Provided information |
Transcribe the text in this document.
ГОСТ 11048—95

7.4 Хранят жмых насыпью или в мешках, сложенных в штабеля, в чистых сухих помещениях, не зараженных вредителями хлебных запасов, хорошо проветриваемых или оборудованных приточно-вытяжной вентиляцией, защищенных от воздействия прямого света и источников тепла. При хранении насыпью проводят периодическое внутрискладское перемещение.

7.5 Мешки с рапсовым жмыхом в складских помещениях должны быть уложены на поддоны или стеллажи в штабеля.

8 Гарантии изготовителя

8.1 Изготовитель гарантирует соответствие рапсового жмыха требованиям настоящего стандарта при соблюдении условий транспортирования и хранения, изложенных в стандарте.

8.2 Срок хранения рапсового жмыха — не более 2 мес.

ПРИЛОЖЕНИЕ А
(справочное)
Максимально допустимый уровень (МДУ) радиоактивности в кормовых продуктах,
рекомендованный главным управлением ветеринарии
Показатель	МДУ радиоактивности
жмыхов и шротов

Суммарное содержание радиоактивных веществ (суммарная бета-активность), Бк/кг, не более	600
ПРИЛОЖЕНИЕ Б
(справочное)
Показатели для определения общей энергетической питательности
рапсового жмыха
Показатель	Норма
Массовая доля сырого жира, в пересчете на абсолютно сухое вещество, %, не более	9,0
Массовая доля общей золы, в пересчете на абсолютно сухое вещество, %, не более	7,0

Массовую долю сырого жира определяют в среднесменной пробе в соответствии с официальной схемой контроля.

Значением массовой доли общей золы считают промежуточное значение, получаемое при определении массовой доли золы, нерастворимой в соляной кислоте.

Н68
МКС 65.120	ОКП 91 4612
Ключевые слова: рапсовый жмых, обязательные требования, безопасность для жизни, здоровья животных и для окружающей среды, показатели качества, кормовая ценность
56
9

The task | Look over the records above and copy each line that includes the string "сырого".

Task result |
Массовая доля сырого жира, в пересчете на абсолютно сухое вещество, %, не более	9,0
Массовую долю сырого жира определяют в среднесменной пробе в соответствии с официальной схемой контроля.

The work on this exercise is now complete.